Copy each line below that includes "document".

⁂

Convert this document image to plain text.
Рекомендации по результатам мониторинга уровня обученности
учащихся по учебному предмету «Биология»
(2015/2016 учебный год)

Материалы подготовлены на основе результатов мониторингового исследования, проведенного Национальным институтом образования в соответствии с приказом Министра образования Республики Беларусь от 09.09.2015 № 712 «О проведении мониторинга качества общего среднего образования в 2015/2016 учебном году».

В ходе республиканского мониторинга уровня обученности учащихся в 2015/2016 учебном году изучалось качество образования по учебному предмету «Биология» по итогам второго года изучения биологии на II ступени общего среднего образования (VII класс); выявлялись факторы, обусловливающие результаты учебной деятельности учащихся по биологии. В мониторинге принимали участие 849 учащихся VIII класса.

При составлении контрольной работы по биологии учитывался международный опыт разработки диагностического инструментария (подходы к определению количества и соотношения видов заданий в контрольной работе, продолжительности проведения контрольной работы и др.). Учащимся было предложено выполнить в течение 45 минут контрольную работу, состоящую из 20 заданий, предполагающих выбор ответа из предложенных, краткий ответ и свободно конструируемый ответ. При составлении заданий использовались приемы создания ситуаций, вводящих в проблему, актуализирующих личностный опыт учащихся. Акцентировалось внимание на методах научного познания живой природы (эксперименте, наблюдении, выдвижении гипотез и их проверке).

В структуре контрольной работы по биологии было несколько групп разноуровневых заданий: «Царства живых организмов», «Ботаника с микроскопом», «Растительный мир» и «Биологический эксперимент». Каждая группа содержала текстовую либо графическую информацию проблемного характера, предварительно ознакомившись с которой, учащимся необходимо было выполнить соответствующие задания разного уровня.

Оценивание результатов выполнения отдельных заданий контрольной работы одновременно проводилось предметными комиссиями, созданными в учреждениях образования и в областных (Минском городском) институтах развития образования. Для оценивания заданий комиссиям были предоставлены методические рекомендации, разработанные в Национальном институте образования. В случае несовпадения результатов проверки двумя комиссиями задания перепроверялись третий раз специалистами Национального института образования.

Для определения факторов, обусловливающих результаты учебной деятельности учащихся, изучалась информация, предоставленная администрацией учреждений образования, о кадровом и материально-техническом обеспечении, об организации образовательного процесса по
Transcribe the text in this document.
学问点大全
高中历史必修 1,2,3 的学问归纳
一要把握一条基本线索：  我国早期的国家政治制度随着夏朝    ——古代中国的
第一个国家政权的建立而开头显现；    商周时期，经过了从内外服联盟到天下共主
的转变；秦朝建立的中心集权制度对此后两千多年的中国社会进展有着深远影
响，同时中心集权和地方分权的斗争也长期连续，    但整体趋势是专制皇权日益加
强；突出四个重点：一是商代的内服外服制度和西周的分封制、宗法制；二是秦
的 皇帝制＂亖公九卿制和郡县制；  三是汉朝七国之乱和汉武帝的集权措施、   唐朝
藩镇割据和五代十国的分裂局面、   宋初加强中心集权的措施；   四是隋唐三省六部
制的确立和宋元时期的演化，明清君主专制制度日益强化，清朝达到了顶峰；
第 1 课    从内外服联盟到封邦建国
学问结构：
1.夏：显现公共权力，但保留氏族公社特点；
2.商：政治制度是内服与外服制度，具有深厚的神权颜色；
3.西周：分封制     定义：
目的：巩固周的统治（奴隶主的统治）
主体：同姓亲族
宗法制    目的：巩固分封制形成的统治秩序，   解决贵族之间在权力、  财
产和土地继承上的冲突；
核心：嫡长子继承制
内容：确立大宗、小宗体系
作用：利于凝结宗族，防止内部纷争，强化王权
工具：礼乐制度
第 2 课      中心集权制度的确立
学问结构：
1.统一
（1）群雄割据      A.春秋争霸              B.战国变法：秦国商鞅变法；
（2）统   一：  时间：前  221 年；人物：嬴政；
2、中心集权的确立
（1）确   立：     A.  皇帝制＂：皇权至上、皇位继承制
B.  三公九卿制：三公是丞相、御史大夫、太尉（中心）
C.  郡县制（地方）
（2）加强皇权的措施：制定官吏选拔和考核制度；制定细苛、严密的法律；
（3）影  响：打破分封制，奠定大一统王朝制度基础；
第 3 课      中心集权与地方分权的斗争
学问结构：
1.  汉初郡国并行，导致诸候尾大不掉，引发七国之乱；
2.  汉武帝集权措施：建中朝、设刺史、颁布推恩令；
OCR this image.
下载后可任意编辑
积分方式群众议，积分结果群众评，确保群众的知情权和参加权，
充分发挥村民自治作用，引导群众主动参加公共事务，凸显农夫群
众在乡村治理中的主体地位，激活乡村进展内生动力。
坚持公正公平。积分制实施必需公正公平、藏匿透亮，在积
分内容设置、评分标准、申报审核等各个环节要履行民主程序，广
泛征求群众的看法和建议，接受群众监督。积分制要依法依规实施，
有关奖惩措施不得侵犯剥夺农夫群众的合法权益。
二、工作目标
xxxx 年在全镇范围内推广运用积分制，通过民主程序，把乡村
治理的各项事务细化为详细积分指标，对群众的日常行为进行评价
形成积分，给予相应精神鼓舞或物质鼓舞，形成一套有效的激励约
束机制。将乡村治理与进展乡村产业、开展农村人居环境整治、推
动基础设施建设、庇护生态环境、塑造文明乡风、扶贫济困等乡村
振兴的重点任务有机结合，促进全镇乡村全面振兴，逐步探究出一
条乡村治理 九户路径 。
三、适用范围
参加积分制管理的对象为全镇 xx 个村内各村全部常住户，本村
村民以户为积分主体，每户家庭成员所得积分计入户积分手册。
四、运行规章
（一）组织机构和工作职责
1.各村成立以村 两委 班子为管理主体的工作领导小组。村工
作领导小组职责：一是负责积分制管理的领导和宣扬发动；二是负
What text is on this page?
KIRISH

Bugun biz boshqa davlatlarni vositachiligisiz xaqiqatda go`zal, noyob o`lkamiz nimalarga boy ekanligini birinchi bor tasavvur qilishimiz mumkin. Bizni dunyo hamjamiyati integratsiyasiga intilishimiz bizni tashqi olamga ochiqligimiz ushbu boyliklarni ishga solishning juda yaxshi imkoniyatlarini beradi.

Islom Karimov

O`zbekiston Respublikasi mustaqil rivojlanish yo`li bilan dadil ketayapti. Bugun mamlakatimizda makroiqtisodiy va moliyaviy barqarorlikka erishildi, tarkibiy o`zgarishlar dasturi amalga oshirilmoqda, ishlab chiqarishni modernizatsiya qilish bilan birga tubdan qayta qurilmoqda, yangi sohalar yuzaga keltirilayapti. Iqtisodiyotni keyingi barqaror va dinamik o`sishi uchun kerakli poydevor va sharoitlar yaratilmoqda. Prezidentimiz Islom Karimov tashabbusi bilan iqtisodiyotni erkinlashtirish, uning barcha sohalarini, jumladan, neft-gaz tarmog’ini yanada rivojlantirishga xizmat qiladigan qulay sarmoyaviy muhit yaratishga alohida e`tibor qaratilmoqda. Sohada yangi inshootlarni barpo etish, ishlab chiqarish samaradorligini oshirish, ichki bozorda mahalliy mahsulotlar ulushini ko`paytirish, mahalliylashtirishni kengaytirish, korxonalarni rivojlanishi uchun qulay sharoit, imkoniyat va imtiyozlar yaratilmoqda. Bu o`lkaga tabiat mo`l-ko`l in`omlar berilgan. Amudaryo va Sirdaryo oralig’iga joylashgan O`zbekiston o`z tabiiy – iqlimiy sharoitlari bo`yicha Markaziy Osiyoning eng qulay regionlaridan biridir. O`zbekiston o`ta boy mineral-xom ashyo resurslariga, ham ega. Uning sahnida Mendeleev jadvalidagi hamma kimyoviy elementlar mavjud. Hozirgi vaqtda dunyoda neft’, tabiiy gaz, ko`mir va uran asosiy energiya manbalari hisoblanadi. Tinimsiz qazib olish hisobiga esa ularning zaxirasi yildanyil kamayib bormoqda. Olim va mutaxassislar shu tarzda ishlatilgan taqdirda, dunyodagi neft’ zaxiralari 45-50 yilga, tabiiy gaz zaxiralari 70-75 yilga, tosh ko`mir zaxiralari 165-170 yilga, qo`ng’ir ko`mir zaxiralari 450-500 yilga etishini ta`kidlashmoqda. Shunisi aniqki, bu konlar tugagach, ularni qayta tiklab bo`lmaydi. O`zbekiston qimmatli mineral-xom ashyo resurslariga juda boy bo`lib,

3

⁂

■ SOLUTION:
Convert this document image to plain text.
Transcribe the text in this document.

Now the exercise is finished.